#### Exercise directions:
Extract the records below word for word and ignore the images.

Data entries:
>> start

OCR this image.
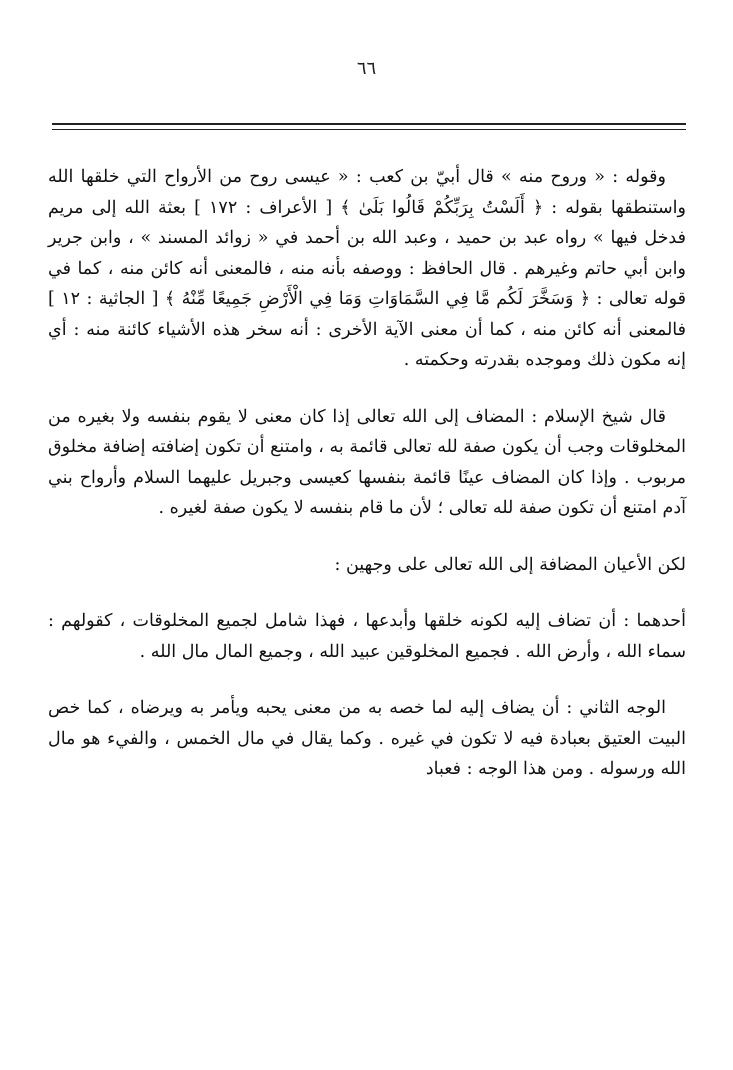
٦٦

وقوله : « وروح منه » قال أبيّ بن كعب : « عيسى روح من الأرواح التي خلقها الله واستنطقها بقوله : ﴿ أَلَسْتُ بِرَبِّكُمْ قَالُوا بَلَىٰ ﴾ [ الأعراف : ١٧٢ ] بعثة الله إلى مريم فدخل فيها » رواه عبد بن حميد ، وعبد الله بن أحمد في « زوائد المسند » ، وابن جرير وابن أبي حاتم وغيرهم . قال الحافظ : ووصفه بأنه منه ، فالمعنى أنه كائن منه ، كما في قوله تعالى : ﴿ وَسَخَّرَ لَكُم مَّا فِي السَّمَاوَاتِ وَمَا فِي الْأَرْضِ جَمِيعًا مِّنْهُ ﴾ [ الجاثية : ١٢ ] فالمعنى أنه كائن منه ، كما أن معنى الآية الأخرى : أنه سخر هذه الأشياء كائنة منه : أي إنه مكون ذلك وموجده بقدرته وحكمته .

قال شيخ الإسلام : المضاف إلى الله تعالى إذا كان معنى لا يقوم بنفسه ولا بغيره من المخلوقات وجب أن يكون صفة لله تعالى قائمة به ، وامتنع أن تكون إضافته إضافة مخلوق مربوب . وإذا كان المضاف عينًا قائمة بنفسها كعيسى وجبريل عليهما السلام وأرواح بني آدم امتنع أن تكون صفة لله تعالى ؛ لأن ما قام بنفسه لا يكون صفة لغيره .

لكن الأعيان المضافة إلى الله تعالى على وجهين :

أحدهما : أن تضاف إليه لكونه خلقها وأبدعها ، فهذا شامل لجميع المخلوقات ، كقولهم : سماء الله ، وأرض الله . فجميع المخلوقين عبيد الله ، وجميع المال مال الله .

الوجه الثاني : أن يضاف إليه لما خصه به من معنى يحبه ويأمر به ويرضاه ، كما خص البيت العتيق بعبادة فيه لا تكون في غيره . وكما يقال في مال الخمس ، والفيء هو مال الله ورسوله . ومن هذا الوجه : فعباد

>> end

#### Result of the task:
OCR this image.
٦٦

وقوله : « وروح منه » قال أبيّ بن كعب : « عيسى روح من الأرواح التي خلقها الله واستنطقها بقوله : ﴿ أَلَسْتُ بِرَبِّكُمْ قَالُوا بَلَىٰ ﴾ [ الأعراف : ١٧٢ ] بعثة الله إلى مريم فدخل فيها » رواه عبد بن حميد ، وعبد الله بن أحمد في « زوائد المسند » ، وابن جرير وابن أبي حاتم وغيرهم . قال الحافظ : ووصفه بأنه منه ، فالمعنى أنه كائن منه ، كما في قوله تعالى : ﴿ وَسَخَّرَ لَكُم مَّا فِي السَّمَاوَاتِ وَمَا فِي الْأَرْضِ جَمِيعًا مِّنْهُ ﴾ [ الجاثية : ١٢ ] فالمعنى أنه كائن منه ، كما أن معنى الآية الأخرى : أنه سخر هذه الأشياء كائنة منه : أي إنه مكون ذلك وموجده بقدرته وحكمته .

قال شيخ الإسلام : المضاف إلى الله تعالى إذا كان معنى لا يقوم بنفسه ولا بغيره من المخلوقات وجب أن يكون صفة لله تعالى قائمة به ، وامتنع أن تكون إضافته إضافة مخلوق مربوب . وإذا كان المضاف عينًا قائمة بنفسها كعيسى وجبريل عليهما السلام وأرواح بني آدم امتنع أن تكون صفة لله تعالى ؛ لأن ما قام بنفسه لا يكون صفة لغيره .

لكن الأعيان المضافة إلى الله تعالى على وجهين :

أحدهما : أن تضاف إليه لكونه خلقها وأبدعها ، فهذا شامل لجميع المخلوقات ، كقولهم : سماء الله ، وأرض الله . فجميع المخلوقين عبيد الله ، وجميع المال مال الله .

الوجه الثاني : أن يضاف إليه لما خصه به من معنى يحبه ويأمر به ويرضاه ، كما خص البيت العتيق بعبادة فيه لا تكون في غيره . وكما يقال في مال الخمس ، والفيء هو مال الله ورسوله . ومن هذا الوجه : فعباد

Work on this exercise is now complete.